*Exercise details*
Identify every line in the records below that contains the word "JSON", and copy each of those lines.

*Information provided*
______________________________

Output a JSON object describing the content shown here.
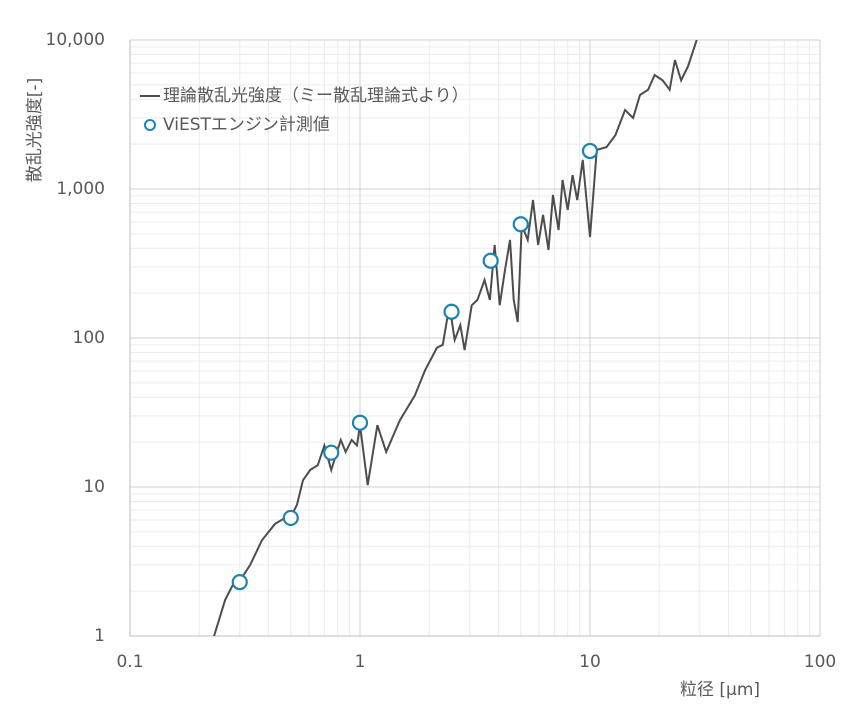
{
  "chart_data": {
    "type": "line",
    "y_label": "散乱光強度[-]",
    "x_label": "粒径 [μm]",
    "log_x": true,
    "log_y": true,
    "grid": true,
    "legend": "upper left",
    "xlim": [
      0.1,
      100
    ],
    "xticks": [
      0.1,
      1,
      10,
      100
    ],
    "ylim": [
      1,
      10000
    ],
    "yticks": [
      1,
      10,
      100,
      {
        "value": 1000,
        "label": "1,000"
      },
      {
        "value": 10000,
        "label": "10,000"
      }
    ],
    "series": [
      {
        "name": "理論散乱光強度（ミー散乱理論式より）",
        "type": "line",
        "color": "#4d4d4d",
        "x": [
          0.232,
          0.259,
          0.278,
          0.3,
          0.333,
          0.375,
          0.427,
          0.472,
          0.5,
          0.532,
          0.565,
          0.607,
          0.655,
          0.7,
          0.75,
          0.786,
          0.825,
          0.866,
          0.92,
          0.97,
          1.0,
          1.08,
          1.19,
          1.3,
          1.49,
          1.73,
          1.92,
          2.16,
          2.29,
          2.45,
          2.58,
          2.73,
          2.85,
          3.06,
          3.24,
          3.48,
          3.67,
          3.85,
          4.05,
          4.27,
          4.49,
          4.66,
          4.85,
          5.05,
          5.36,
          5.65,
          5.95,
          6.25,
          6.6,
          6.9,
          7.3,
          7.6,
          8.0,
          8.4,
          8.8,
          9.3,
          10.0,
          10.7,
          11.8,
          12.9,
          14.2,
          15.4,
          16.5,
          17.9,
          19.1,
          20.7,
          22.2,
          23.4,
          24.9,
          26.7,
          29.1
        ],
        "values": [
          1,
          1.74,
          2.16,
          2.34,
          3.0,
          4.4,
          5.65,
          6.2,
          6.3,
          7.6,
          11.1,
          13,
          14,
          19,
          13,
          16.4,
          20.7,
          17.2,
          20.7,
          19,
          26,
          10.3,
          26,
          17.2,
          28,
          41,
          61,
          86,
          90,
          166,
          97,
          122,
          83,
          166,
          180,
          245,
          180,
          421,
          166,
          286,
          455,
          180,
          128,
          573,
          455,
          843,
          421,
          670,
          390,
          912,
          530,
          1150,
          723,
          1240,
          843,
          1570,
          476,
          1830,
          1910,
          2300,
          3390,
          3000,
          4280,
          4640,
          5820,
          5360,
          4640,
          7340,
          5360,
          6680,
          10000
        ]
      },
      {
        "name": "ViESTエンジン計測値",
        "type": "scatter",
        "color": "#1b84b0",
        "x": [
          0.3,
          0.5,
          0.75,
          1,
          2.5,
          3.7,
          5,
          10
        ],
        "values": [
          2.3,
          6.2,
          17,
          27,
          150,
          330,
          580,
          1800
        ]
      }
    ]
  }
}
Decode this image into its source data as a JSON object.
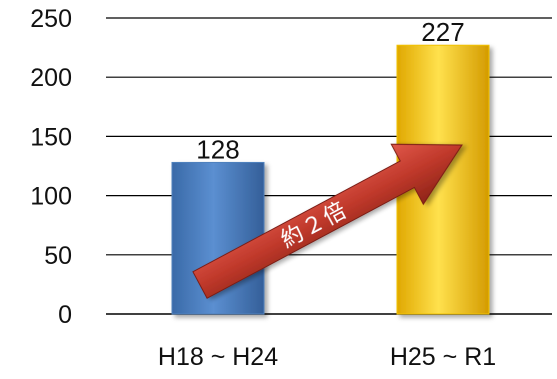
{
  "chart_data": {
    "type": "bar",
    "categories": [
      "H18 ~ H24",
      "H25 ~ R1"
    ],
    "values": [
      128,
      227
    ],
    "ylim": [
      0,
      250
    ],
    "yticks": [
      0,
      50,
      100,
      150,
      200,
      250
    ],
    "grid": true,
    "bar_colors": [
      "#4f81bd",
      "#f2c200"
    ],
    "annotation": {
      "text": "約２倍",
      "shape": "arrow-from-first-to-second-bar",
      "color": "#c0392b"
    }
  }
}
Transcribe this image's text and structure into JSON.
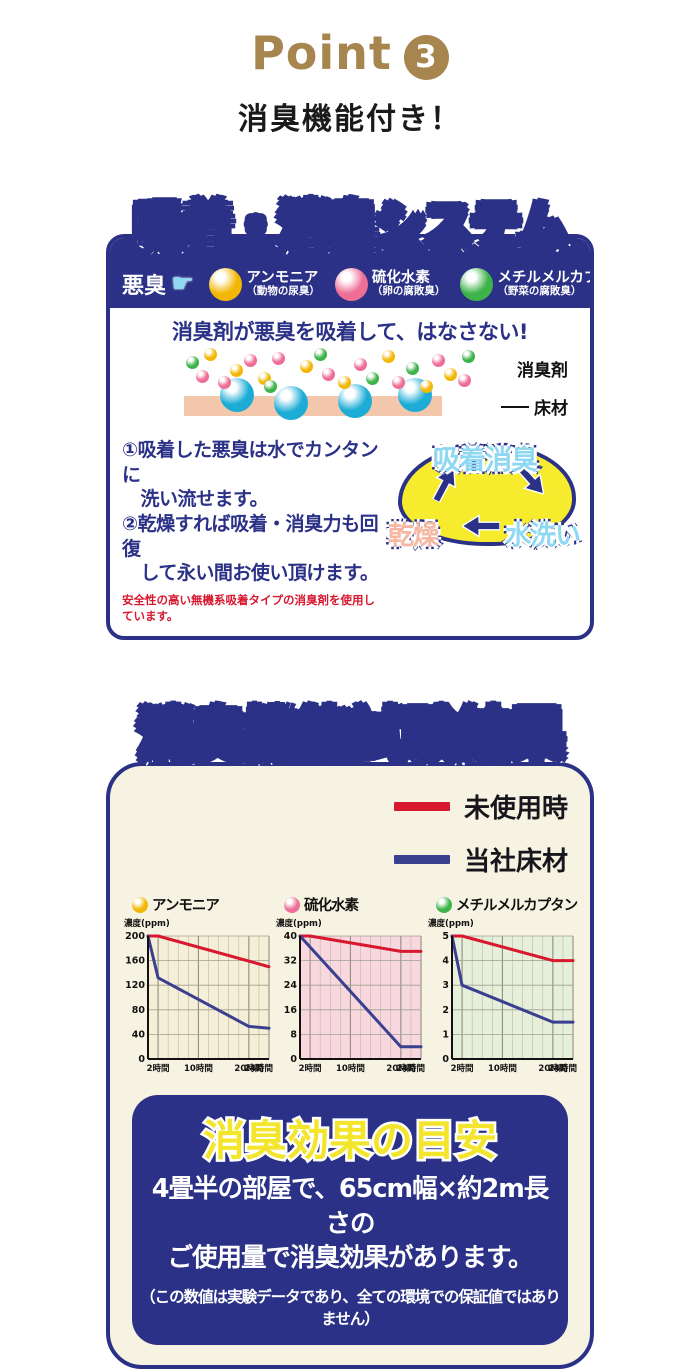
{
  "palette": {
    "navy": "#2b3186",
    "red": "#d7182f",
    "line_blue": "#3a3f90",
    "cream": "#f7f3e2",
    "yellow": "#f6ec2d",
    "cyan_text": "#8fd8f2",
    "peach_text": "#f6b8a2",
    "floor_peach": "#f3c7ab",
    "deodorizer_cyan": "#1cacd6",
    "point_brown": "#a6854f",
    "guide_yellow": "#f3e52c",
    "mol_yellow": "#f2b705",
    "mol_pink": "#ee6e96",
    "mol_green": "#3eb34a"
  },
  "header": {
    "point_label": "Point",
    "point_number": "3",
    "subtitle": "消臭機能付き！"
  },
  "system_panel": {
    "title": "吸着・消臭システム",
    "odor_label": "悪臭",
    "pointer_icon": "pointing-hand",
    "odors": [
      {
        "name": "アンモニア",
        "source": "（動物の尿臭）",
        "color": "#f2b705"
      },
      {
        "name": "硫化水素",
        "source": "（卵の腐敗臭）",
        "color": "#ee6e96"
      },
      {
        "name": "メチルメルカプタン",
        "source": "（野菜の腐敗臭）",
        "color": "#3eb34a"
      }
    ],
    "headline": "消臭剤が悪臭を吸着して、はなさない!",
    "diagram": {
      "deodorizer_label": "消臭剤",
      "floor_label": "床材"
    },
    "points": [
      "①吸着した悪臭は水でカンタンに\n　洗い流せます。",
      "②乾燥すれば吸着・消臭力も回復\n　して永い間お使い頂けます。"
    ],
    "safety_note": "安全性の高い無機系吸着タイプの消臭剤を使用しています。",
    "cycle": {
      "top": "吸着消臭",
      "bottom_left": "乾燥",
      "bottom_right": "水洗い"
    }
  },
  "results_panel": {
    "title": "消臭機能試験結果",
    "legend": [
      {
        "label": "未使用時",
        "color": "#d7182f"
      },
      {
        "label": "当社床材",
        "color": "#3a3f90"
      }
    ],
    "guide_box": {
      "title": "消臭効果の目安",
      "body": "4畳半の部屋で、65cm幅×約2m長さの\nご使用量で消臭効果があります。",
      "note": "（この数値は実験データであり、全ての環境での保証値ではありません）"
    }
  },
  "chart_data": [
    {
      "type": "line",
      "title": "アンモニア",
      "marker_color": "#f2b705",
      "bg_color": "#f5efd7",
      "ylabel": "濃度(ppm)",
      "ylim": [
        0,
        200
      ],
      "yticks": [
        0,
        40,
        80,
        120,
        160,
        200
      ],
      "xlim": [
        0,
        24
      ],
      "xticks": [
        {
          "x": 2,
          "label": "2時間"
        },
        {
          "x": 10,
          "label": "10時間"
        },
        {
          "x": 20,
          "label": "20時間"
        },
        {
          "x": 24,
          "label": "24時間"
        }
      ],
      "grid": true,
      "legend_position": "none",
      "series": [
        {
          "name": "未使用時",
          "color": "#d7182f",
          "points": [
            [
              0,
              200
            ],
            [
              2,
              200
            ],
            [
              24,
              150
            ]
          ]
        },
        {
          "name": "当社床材",
          "color": "#3a3f90",
          "points": [
            [
              0,
              200
            ],
            [
              2,
              132
            ],
            [
              20,
              53
            ],
            [
              24,
              50
            ]
          ]
        }
      ]
    },
    {
      "type": "line",
      "title": "硫化水素",
      "marker_color": "#ee6e96",
      "bg_color": "#f8d8de",
      "ylabel": "濃度(ppm)",
      "ylim": [
        0,
        40
      ],
      "yticks": [
        0,
        8,
        16,
        24,
        32,
        40
      ],
      "xlim": [
        0,
        24
      ],
      "xticks": [
        {
          "x": 2,
          "label": "2時間"
        },
        {
          "x": 10,
          "label": "10時間"
        },
        {
          "x": 20,
          "label": "20時間"
        },
        {
          "x": 24,
          "label": "24時間"
        }
      ],
      "grid": true,
      "legend_position": "none",
      "series": [
        {
          "name": "未使用時",
          "color": "#d7182f",
          "points": [
            [
              0,
              40
            ],
            [
              2,
              40
            ],
            [
              20,
              35
            ],
            [
              24,
              35
            ]
          ]
        },
        {
          "name": "当社床材",
          "color": "#3a3f90",
          "points": [
            [
              0,
              40
            ],
            [
              20,
              4
            ],
            [
              24,
              4
            ]
          ]
        }
      ]
    },
    {
      "type": "line",
      "title": "メチルメルカプタン",
      "marker_color": "#3eb34a",
      "bg_color": "#e6efda",
      "ylabel": "濃度(ppm)",
      "ylim": [
        0,
        5
      ],
      "yticks": [
        0,
        1,
        2,
        3,
        4,
        5
      ],
      "xlim": [
        0,
        24
      ],
      "xticks": [
        {
          "x": 2,
          "label": "2時間"
        },
        {
          "x": 10,
          "label": "10時間"
        },
        {
          "x": 20,
          "label": "20時間"
        },
        {
          "x": 24,
          "label": "24時間"
        }
      ],
      "grid": true,
      "legend_position": "none",
      "series": [
        {
          "name": "未使用時",
          "color": "#d7182f",
          "points": [
            [
              0,
              5
            ],
            [
              2,
              5
            ],
            [
              20,
              4
            ],
            [
              24,
              4
            ]
          ]
        },
        {
          "name": "当社床材",
          "color": "#3a3f90",
          "points": [
            [
              0,
              5
            ],
            [
              2,
              3
            ],
            [
              20,
              1.5
            ],
            [
              24,
              1.5
            ]
          ]
        }
      ]
    }
  ]
}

______________________________

*Finished exercise*
Output a JSON object describing the content shown here.
Decode this image into its source data as a JSON object.
Transcribe this image's text and structure into JSON.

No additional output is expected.